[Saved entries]

======

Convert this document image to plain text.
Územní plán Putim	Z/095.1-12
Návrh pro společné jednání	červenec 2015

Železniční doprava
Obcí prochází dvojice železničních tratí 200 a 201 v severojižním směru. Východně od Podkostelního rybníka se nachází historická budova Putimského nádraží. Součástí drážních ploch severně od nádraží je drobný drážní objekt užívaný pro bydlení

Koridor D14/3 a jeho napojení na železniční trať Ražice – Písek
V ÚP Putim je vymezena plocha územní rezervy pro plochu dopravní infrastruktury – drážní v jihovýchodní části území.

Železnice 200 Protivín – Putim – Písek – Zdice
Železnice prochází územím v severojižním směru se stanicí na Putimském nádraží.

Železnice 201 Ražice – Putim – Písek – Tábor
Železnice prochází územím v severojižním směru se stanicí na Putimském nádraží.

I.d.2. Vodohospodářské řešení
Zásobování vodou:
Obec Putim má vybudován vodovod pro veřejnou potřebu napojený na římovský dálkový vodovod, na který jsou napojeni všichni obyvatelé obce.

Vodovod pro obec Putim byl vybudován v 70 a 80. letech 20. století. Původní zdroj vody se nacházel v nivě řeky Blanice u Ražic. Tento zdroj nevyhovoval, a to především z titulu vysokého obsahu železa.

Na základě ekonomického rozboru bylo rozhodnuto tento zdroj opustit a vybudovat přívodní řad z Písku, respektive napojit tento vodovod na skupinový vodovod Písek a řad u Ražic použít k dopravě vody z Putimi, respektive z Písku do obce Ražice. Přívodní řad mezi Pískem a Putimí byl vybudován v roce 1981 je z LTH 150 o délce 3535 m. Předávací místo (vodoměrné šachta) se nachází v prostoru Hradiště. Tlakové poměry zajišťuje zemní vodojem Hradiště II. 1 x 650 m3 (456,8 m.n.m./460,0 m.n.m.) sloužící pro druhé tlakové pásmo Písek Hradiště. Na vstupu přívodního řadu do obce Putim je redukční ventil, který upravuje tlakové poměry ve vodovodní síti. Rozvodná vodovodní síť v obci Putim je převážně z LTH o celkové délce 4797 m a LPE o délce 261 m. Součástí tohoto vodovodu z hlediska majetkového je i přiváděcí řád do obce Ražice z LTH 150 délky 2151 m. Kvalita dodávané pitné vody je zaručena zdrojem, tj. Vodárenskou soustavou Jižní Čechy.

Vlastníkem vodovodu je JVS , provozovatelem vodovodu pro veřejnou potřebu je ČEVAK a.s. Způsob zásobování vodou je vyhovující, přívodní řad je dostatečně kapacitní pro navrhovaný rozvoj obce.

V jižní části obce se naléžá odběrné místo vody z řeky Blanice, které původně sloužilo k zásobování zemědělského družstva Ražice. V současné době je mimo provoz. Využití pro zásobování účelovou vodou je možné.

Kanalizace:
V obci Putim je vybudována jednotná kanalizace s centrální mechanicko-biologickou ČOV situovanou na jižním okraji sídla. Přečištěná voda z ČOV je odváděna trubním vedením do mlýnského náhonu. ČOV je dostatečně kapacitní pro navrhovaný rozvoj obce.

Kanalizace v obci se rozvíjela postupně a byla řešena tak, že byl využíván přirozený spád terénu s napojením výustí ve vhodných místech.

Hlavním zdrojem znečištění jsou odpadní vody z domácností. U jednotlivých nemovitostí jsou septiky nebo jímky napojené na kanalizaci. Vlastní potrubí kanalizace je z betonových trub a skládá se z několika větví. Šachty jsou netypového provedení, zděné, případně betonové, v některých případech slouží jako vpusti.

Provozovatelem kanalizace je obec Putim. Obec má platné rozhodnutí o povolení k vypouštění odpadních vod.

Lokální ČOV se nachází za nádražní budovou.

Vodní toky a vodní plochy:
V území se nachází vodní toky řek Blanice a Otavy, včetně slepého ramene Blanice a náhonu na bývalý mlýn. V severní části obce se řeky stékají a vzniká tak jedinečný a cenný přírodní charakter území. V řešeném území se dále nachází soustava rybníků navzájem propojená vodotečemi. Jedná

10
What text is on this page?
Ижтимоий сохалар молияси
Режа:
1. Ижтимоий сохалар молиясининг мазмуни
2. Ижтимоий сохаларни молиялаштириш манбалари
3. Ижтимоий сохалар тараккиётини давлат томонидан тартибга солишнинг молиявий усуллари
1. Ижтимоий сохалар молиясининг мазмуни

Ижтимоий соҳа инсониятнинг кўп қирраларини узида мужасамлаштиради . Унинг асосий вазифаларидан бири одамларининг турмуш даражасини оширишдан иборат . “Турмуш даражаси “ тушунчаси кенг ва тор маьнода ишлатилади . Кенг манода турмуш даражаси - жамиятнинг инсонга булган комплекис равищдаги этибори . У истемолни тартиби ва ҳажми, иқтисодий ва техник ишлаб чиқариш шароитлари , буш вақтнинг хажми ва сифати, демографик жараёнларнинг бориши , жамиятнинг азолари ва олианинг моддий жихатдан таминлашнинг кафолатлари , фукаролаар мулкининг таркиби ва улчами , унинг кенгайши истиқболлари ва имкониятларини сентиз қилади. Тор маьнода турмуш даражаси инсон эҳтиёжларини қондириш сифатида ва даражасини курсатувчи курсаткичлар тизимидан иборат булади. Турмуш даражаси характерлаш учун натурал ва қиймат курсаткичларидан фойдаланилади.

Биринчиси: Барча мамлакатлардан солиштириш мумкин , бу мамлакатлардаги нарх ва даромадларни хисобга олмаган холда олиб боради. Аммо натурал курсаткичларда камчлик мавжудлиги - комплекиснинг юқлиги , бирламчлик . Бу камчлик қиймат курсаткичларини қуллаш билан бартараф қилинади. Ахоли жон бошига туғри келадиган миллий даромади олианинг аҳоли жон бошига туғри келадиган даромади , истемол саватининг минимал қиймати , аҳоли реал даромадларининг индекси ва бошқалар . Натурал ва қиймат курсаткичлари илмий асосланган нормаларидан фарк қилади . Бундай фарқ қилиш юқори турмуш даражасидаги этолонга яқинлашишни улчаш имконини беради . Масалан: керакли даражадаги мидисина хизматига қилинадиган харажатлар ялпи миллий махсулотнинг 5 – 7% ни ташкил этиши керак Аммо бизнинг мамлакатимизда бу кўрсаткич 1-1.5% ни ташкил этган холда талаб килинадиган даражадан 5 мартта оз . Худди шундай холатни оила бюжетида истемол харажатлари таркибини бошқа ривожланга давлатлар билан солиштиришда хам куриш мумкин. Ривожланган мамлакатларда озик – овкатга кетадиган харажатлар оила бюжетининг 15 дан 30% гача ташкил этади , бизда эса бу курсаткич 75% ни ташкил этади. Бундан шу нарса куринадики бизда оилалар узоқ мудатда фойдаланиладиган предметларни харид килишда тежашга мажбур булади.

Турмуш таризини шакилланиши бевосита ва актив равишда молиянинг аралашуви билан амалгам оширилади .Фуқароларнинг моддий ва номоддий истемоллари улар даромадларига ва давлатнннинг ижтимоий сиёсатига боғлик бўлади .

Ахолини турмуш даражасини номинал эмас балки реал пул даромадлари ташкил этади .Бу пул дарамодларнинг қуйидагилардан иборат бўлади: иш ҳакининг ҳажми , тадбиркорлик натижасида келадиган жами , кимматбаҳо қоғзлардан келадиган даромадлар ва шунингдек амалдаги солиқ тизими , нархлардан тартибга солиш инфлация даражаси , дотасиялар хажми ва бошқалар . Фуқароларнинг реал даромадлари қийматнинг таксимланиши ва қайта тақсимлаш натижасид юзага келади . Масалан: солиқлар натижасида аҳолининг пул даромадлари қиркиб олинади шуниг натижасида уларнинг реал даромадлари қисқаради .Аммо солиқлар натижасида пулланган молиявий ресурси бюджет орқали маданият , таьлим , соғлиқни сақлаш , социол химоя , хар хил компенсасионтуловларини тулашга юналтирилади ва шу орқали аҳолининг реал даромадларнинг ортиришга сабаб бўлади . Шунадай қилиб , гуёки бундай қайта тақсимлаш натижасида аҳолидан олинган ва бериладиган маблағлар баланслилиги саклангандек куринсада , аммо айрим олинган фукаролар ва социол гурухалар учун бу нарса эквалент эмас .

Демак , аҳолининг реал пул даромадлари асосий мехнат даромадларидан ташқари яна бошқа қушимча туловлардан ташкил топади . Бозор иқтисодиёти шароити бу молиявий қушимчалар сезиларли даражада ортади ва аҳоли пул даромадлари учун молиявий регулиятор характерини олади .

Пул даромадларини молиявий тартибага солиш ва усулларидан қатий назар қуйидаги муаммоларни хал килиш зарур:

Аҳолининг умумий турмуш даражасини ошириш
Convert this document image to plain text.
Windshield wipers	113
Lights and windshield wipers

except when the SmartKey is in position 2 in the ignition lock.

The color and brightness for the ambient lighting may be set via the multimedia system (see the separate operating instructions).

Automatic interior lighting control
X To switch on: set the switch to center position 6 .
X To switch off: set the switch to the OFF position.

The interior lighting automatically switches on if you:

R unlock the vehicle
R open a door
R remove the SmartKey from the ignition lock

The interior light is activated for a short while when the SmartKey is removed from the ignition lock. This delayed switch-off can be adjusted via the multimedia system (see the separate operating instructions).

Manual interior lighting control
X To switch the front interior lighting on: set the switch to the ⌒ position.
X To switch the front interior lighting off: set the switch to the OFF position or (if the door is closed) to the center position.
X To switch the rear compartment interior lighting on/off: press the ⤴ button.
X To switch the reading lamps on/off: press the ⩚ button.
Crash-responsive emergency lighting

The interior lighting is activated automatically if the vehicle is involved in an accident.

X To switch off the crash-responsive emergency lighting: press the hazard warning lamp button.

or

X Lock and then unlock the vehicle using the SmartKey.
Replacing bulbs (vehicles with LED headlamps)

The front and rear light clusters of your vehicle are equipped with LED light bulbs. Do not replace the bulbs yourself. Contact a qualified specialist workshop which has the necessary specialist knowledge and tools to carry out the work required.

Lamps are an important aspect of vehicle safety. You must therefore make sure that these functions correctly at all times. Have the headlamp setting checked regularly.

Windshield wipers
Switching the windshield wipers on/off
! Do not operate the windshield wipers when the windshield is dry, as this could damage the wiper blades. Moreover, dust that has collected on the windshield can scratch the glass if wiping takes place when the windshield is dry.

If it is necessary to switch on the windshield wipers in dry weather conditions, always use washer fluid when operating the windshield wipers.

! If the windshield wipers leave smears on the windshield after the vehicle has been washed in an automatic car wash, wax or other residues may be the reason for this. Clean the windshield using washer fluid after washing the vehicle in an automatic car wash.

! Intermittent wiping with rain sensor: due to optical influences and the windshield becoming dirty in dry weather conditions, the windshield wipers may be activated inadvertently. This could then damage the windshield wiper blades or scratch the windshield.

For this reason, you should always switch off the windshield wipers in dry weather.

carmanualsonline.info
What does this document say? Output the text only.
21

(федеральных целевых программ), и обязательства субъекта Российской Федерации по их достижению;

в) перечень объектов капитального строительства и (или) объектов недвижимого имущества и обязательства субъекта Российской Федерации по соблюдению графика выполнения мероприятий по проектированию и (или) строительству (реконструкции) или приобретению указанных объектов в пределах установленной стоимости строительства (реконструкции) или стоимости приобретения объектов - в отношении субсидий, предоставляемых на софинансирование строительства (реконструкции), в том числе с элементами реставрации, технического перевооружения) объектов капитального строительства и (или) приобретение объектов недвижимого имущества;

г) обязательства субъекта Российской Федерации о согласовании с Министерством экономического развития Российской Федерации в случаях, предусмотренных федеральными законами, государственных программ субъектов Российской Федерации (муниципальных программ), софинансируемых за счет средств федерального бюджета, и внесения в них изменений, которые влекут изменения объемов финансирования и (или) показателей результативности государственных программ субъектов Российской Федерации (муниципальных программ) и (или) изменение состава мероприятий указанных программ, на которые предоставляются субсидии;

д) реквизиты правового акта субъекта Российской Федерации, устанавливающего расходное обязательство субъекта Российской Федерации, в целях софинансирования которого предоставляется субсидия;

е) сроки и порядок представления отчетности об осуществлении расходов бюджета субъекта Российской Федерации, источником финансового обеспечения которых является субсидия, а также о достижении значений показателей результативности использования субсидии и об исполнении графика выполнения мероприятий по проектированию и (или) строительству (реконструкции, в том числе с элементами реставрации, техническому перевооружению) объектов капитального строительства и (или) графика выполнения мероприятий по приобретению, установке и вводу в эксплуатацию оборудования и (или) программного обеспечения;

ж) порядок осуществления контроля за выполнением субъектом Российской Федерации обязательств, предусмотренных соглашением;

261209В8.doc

======

# What you have to do
Output a single number: how many lines contain the word "responsive".

# Task output
2